--- start SUPPLIED RECORDS ---

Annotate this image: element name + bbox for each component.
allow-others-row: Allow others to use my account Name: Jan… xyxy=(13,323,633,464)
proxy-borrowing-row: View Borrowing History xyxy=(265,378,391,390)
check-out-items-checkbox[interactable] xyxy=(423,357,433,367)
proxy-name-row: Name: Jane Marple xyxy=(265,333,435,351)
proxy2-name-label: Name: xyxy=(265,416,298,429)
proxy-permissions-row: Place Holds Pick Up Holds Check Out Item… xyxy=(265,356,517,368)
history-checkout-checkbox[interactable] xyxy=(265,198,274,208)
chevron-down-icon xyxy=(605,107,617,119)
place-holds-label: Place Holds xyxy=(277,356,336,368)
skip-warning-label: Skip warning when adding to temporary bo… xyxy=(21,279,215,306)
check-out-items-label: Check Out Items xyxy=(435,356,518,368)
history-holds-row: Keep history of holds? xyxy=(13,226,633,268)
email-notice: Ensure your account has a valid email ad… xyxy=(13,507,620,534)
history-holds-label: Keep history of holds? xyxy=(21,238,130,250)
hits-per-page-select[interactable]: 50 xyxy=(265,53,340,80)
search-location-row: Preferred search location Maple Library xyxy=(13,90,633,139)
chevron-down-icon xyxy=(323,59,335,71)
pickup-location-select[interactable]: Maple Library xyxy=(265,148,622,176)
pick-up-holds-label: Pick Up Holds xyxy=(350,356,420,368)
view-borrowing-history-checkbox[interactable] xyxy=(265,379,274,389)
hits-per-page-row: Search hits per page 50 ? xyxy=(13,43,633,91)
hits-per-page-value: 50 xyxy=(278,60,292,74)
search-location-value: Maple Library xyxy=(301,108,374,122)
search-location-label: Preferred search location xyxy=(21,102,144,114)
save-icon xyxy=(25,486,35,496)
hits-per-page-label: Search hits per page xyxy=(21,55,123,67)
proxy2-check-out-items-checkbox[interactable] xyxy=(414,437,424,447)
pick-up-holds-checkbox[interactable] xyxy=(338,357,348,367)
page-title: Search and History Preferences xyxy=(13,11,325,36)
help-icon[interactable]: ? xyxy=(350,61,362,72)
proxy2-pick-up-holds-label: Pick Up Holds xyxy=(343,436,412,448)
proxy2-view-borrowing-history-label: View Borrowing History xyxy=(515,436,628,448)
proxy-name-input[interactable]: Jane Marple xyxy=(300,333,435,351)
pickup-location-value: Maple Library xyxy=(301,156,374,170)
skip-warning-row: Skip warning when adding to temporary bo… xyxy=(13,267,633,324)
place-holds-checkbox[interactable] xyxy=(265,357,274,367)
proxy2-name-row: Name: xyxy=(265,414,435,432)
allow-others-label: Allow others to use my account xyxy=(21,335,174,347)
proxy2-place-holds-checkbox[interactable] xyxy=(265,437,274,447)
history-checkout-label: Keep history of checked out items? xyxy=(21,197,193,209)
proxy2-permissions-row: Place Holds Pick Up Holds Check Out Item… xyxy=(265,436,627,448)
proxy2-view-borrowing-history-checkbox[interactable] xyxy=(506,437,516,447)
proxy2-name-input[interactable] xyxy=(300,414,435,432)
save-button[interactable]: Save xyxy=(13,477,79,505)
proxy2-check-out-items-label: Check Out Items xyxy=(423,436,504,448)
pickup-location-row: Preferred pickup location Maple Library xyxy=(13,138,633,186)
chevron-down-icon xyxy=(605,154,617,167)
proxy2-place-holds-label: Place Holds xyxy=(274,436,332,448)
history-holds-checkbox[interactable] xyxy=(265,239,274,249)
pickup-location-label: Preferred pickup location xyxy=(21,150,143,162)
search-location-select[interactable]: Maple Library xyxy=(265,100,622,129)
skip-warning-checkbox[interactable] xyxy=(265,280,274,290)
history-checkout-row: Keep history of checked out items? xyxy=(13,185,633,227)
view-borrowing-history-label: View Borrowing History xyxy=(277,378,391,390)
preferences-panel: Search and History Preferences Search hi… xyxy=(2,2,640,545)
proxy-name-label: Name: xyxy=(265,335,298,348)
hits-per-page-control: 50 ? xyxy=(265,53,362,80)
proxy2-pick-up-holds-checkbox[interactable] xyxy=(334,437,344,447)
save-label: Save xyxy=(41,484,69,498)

--- end SUPPLIED RECORDS ---

■ **DIRECTIVE**
Repeat the records word for word, from the start through the line that contains "hits-per-page-select[interactable]: 50 xyxy=(265,53,340,80)", including both ends.

■ **FULL OUTPUT**
Annotate this image: element name + bbox for each component.
allow-others-row: Allow others to use my account Name: Jan… xyxy=(13,323,633,464)
proxy-borrowing-row: View Borrowing History xyxy=(265,378,391,390)
check-out-items-checkbox[interactable] xyxy=(423,357,433,367)
proxy-name-row: Name: Jane Marple xyxy=(265,333,435,351)
proxy2-name-label: Name: xyxy=(265,416,298,429)
proxy-permissions-row: Place Holds Pick Up Holds Check Out Item… xyxy=(265,356,517,368)
history-checkout-checkbox[interactable] xyxy=(265,198,274,208)
chevron-down-icon xyxy=(605,107,617,119)
place-holds-label: Place Holds xyxy=(277,356,336,368)
skip-warning-label: Skip warning when adding to temporary bo… xyxy=(21,279,215,306)
check-out-items-label: Check Out Items xyxy=(435,356,518,368)
history-holds-row: Keep history of holds? xyxy=(13,226,633,268)
email-notice: Ensure your account has a valid email ad… xyxy=(13,507,620,534)
history-holds-label: Keep history of holds? xyxy=(21,238,130,250)
hits-per-page-select[interactable]: 50 xyxy=(265,53,340,80)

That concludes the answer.